===== Dataset rows

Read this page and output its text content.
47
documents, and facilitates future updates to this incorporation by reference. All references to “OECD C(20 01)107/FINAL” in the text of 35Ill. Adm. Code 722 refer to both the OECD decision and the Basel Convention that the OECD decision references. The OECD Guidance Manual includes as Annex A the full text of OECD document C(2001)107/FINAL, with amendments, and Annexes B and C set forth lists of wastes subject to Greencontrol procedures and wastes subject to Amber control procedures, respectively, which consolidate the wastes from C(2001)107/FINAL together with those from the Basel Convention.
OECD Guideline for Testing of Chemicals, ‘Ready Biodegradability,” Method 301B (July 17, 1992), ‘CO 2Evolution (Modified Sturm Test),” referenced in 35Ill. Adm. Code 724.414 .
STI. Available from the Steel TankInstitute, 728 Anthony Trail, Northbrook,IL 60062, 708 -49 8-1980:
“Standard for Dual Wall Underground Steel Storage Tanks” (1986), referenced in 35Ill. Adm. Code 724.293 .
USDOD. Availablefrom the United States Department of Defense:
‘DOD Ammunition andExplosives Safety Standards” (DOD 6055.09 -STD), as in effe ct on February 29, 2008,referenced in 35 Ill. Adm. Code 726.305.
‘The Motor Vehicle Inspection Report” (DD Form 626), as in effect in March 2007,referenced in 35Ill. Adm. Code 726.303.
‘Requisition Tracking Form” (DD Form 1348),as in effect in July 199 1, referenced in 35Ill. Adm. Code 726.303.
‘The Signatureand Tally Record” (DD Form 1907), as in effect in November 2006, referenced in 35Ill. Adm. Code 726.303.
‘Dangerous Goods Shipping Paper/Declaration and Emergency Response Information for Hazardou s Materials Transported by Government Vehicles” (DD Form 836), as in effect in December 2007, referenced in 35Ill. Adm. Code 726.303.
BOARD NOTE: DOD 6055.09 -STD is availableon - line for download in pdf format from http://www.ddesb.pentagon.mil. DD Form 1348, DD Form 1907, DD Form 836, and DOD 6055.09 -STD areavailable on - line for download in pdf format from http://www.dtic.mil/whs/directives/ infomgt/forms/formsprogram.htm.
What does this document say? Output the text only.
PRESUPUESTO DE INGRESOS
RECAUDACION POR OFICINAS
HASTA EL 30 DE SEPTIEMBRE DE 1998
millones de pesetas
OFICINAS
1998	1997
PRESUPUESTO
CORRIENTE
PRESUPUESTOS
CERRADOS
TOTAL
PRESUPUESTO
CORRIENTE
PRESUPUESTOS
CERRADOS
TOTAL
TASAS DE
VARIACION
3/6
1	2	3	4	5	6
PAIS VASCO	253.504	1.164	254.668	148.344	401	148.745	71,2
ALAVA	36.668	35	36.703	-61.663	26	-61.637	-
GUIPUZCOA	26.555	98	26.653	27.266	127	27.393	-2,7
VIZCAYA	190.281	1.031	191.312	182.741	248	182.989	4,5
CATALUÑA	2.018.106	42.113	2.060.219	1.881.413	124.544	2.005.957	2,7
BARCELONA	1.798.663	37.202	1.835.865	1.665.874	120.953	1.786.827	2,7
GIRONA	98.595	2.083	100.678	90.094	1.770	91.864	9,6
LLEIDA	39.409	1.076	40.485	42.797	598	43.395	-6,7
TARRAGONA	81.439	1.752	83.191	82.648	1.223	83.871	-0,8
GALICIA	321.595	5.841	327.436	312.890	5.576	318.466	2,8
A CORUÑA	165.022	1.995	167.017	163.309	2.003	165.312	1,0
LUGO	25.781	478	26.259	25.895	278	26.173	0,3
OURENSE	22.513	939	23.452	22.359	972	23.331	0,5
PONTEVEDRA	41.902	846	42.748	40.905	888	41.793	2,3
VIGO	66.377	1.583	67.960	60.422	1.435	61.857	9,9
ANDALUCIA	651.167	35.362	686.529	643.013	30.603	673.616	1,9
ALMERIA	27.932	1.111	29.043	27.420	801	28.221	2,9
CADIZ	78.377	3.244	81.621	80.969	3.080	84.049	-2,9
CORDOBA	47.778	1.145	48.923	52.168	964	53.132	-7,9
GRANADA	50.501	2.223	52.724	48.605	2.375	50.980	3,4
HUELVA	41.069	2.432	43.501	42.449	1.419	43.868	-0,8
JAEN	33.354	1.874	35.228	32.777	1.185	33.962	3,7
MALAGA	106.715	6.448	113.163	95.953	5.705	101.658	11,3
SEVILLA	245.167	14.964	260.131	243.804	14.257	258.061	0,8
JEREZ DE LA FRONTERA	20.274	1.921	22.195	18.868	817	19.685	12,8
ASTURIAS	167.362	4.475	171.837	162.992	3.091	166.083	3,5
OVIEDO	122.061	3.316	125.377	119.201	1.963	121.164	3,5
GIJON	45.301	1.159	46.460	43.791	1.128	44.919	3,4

==========

#### Problem to solve
Return every entry verbatim.

#### Result
Read this page and output its text content.
47
documents, and facilitates future updates to this incorporation by reference. All references to “OECD C(20 01)107/FINAL” in the text of 35Ill. Adm. Code 722 refer to both the OECD decision and the Basel Convention that the OECD decision references. The OECD Guidance Manual includes as Annex A the full text of OECD document C(2001)107/FINAL, with amendments, and Annexes B and C set forth lists of wastes subject to Greencontrol procedures and wastes subject to Amber control procedures, respectively, which consolidate the wastes from C(2001)107/FINAL together with those from the Basel Convention.
OECD Guideline for Testing of Chemicals, ‘Ready Biodegradability,” Method 301B (July 17, 1992), ‘CO 2Evolution (Modified Sturm Test),” referenced in 35Ill. Adm. Code 724.414 .
STI. Available from the Steel TankInstitute, 728 Anthony Trail, Northbrook,IL 60062, 708 -49 8-1980:
“Standard for Dual Wall Underground Steel Storage Tanks” (1986), referenced in 35Ill. Adm. Code 724.293 .
USDOD. Availablefrom the United States Department of Defense:
‘DOD Ammunition andExplosives Safety Standards” (DOD 6055.09 -STD), as in effe ct on February 29, 2008,referenced in 35 Ill. Adm. Code 726.305.
‘The Motor Vehicle Inspection Report” (DD Form 626), as in effect in March 2007,referenced in 35Ill. Adm. Code 726.303.
‘Requisition Tracking Form” (DD Form 1348),as in effect in July 199 1, referenced in 35Ill. Adm. Code 726.303.
‘The Signatureand Tally Record” (DD Form 1907), as in effect in November 2006, referenced in 35Ill. Adm. Code 726.303.
‘Dangerous Goods Shipping Paper/Declaration and Emergency Response Information for Hazardou s Materials Transported by Government Vehicles” (DD Form 836), as in effect in December 2007, referenced in 35Ill. Adm. Code 726.303.
BOARD NOTE: DOD 6055.09 -STD is availableon - line for download in pdf format from http://www.ddesb.pentagon.mil. DD Form 1348, DD Form 1907, DD Form 836, and DOD 6055.09 -STD areavailable on - line for download in pdf format from http://www.dtic.mil/whs/directives/ infomgt/forms/formsprogram.htm.
What does this document say? Output the text only.
PRESUPUESTO DE INGRESOS
RECAUDACION POR OFICINAS
HASTA EL 30 DE SEPTIEMBRE DE 1998
millones de pesetas
OFICINAS
1998	1997
PRESUPUESTO
CORRIENTE
PRESUPUESTOS
CERRADOS
TOTAL
PRESUPUESTO
CORRIENTE
PRESUPUESTOS
CERRADOS
TOTAL
TASAS DE
VARIACION
3/6
1	2	3	4	5	6
PAIS VASCO	253.504	1.164	254.668	148.344	401	148.745	71,2
ALAVA	36.668	35	36.703	-61.663	26	-61.637	-
GUIPUZCOA	26.555	98	26.653	27.266	127	27.393	-2,7
VIZCAYA	190.281	1.031	191.312	182.741	248	182.989	4,5
CATALUÑA	2.018.106	42.113	2.060.219	1.881.413	124.544	2.005.957	2,7
BARCELONA	1.798.663	37.202	1.835.865	1.665.874	120.953	1.786.827	2,7
GIRONA	98.595	2.083	100.678	90.094	1.770	91.864	9,6
LLEIDA	39.409	1.076	40.485	42.797	598	43.395	-6,7
TARRAGONA	81.439	1.752	83.191	82.648	1.223	83.871	-0,8
GALICIA	321.595	5.841	327.436	312.890	5.576	318.466	2,8
A CORUÑA	165.022	1.995	167.017	163.309	2.003	165.312	1,0
LUGO	25.781	478	26.259	25.895	278	26.173	0,3
OURENSE	22.513	939	23.452	22.359	972	23.331	0,5
PONTEVEDRA	41.902	846	42.748	40.905	888	41.793	2,3
VIGO	66.377	1.583	67.960	60.422	1.435	61.857	9,9
ANDALUCIA	651.167	35.362	686.529	643.013	30.603	673.616	1,9
ALMERIA	27.932	1.111	29.043	27.420	801	28.221	2,9
CADIZ	78.377	3.244	81.621	80.969	3.080	84.049	-2,9
CORDOBA	47.778	1.145	48.923	52.168	964	53.132	-7,9
GRANADA	50.501	2.223	52.724	48.605	2.375	50.980	3,4
HUELVA	41.069	2.432	43.501	42.449	1.419	43.868	-0,8
JAEN	33.354	1.874	35.228	32.777	1.185	33.962	3,7
MALAGA	106.715	6.448	113.163	95.953	5.705	101.658	11,3
SEVILLA	245.167	14.964	260.131	243.804	14.257	258.061	0,8
JEREZ DE LA FRONTERA	20.274	1.921	22.195	18.868	817	19.685	12,8
ASTURIAS	167.362	4.475	171.837	162.992	3.091	166.083	3,5
OVIEDO	122.061	3.316	125.377	119.201	1.963	121.164	3,5
GIJON	45.301	1.159	46.460	43.791	1.128	44.919	3,4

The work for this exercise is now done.